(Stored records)
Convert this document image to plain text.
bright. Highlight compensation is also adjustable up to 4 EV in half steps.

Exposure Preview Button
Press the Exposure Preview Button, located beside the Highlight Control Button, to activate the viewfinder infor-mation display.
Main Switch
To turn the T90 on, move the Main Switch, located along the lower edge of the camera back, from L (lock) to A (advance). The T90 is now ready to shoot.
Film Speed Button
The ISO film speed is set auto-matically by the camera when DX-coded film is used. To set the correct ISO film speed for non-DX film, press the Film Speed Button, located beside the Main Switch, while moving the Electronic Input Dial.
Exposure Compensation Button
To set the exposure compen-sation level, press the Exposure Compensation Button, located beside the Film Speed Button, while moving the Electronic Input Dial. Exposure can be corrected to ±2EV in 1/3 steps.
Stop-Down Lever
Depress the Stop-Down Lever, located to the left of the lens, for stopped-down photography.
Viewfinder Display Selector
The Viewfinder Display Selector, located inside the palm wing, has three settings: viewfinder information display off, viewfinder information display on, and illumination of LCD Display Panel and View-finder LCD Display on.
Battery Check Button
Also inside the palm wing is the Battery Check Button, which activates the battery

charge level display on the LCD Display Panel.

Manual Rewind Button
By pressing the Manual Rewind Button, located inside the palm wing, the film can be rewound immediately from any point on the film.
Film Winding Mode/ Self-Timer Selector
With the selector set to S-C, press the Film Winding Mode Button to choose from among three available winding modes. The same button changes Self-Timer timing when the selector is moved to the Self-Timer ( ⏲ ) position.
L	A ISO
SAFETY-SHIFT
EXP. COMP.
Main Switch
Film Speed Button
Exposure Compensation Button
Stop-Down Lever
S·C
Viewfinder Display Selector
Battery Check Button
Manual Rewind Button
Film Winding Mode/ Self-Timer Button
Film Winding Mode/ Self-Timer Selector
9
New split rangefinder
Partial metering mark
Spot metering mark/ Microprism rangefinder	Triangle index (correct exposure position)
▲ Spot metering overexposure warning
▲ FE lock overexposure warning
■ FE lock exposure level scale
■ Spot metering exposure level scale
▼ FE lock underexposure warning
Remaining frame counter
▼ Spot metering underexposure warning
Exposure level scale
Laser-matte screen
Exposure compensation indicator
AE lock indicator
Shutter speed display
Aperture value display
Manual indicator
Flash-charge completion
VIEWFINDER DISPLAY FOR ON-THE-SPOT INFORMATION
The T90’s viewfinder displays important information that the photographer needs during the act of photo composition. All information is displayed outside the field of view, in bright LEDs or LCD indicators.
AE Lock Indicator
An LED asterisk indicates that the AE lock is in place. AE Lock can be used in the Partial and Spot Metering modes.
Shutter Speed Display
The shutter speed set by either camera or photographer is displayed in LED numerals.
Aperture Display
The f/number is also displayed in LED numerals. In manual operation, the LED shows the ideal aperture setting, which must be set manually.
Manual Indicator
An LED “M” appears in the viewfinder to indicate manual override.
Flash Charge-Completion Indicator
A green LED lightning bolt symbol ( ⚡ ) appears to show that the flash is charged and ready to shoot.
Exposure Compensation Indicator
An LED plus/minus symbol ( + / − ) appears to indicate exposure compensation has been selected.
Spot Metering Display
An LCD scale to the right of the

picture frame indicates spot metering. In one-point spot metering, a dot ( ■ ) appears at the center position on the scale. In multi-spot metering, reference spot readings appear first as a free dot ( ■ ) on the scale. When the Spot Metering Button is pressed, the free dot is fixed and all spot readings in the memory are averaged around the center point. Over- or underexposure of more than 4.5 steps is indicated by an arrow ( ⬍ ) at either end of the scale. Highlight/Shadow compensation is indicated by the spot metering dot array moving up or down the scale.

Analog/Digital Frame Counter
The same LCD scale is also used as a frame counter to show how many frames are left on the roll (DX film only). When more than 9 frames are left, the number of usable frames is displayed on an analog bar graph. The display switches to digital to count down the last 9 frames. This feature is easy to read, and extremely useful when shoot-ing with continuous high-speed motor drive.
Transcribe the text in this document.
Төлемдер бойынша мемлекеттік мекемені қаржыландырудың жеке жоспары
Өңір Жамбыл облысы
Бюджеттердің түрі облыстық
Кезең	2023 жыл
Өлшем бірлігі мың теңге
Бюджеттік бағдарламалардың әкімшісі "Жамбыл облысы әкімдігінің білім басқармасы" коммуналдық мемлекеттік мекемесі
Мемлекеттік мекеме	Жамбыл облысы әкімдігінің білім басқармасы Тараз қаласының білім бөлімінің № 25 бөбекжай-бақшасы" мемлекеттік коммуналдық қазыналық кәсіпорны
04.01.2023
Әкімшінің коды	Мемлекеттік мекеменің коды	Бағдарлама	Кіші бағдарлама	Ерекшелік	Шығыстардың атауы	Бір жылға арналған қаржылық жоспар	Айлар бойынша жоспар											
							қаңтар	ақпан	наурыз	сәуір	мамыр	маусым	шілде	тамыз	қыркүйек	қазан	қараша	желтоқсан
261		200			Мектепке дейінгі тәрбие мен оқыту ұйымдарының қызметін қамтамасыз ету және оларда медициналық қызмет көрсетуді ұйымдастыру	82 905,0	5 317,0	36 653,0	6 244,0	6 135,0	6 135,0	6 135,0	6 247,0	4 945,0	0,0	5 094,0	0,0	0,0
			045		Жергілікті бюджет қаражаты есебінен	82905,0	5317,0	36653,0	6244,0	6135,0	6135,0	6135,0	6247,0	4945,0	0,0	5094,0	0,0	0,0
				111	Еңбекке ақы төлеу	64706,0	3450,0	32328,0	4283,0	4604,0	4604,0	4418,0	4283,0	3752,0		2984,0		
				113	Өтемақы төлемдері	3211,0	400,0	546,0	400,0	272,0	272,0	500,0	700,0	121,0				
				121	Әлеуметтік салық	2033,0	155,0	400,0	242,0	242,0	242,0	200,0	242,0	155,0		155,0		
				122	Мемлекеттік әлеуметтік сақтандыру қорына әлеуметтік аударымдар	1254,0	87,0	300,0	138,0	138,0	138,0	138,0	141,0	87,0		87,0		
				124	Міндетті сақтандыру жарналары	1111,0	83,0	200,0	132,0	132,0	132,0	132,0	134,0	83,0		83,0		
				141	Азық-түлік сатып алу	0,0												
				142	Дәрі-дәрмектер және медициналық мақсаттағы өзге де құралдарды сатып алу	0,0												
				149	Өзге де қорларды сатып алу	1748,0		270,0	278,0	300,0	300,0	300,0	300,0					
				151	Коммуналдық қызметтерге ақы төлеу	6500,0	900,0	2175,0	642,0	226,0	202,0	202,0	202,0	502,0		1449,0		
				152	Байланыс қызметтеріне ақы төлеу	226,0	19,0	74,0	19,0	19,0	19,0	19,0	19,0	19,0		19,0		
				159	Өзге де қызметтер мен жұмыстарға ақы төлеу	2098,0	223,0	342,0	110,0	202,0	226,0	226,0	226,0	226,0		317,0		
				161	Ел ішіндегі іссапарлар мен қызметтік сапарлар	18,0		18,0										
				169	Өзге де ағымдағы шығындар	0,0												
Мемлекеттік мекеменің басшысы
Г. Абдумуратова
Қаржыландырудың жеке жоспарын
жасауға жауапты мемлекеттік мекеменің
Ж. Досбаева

» **To be done**
Search the entries for the word "Жамбыл" and pick out every line that holds it.

» **Result below**
Өңір Жамбыл облысы
Бюджеттік бағдарламалардың әкімшісі "Жамбыл облысы әкімдігінің білім басқармасы" коммуналдық мемлекеттік мекемесі
Мемлекеттік мекеме	Жамбыл облысы әкімдігінің білім басқармасы Тараз қаласының білім бөлімінің № 25 бөбекжай-бақшасы" мемлекеттік коммуналдық қазыналық кәсіпорны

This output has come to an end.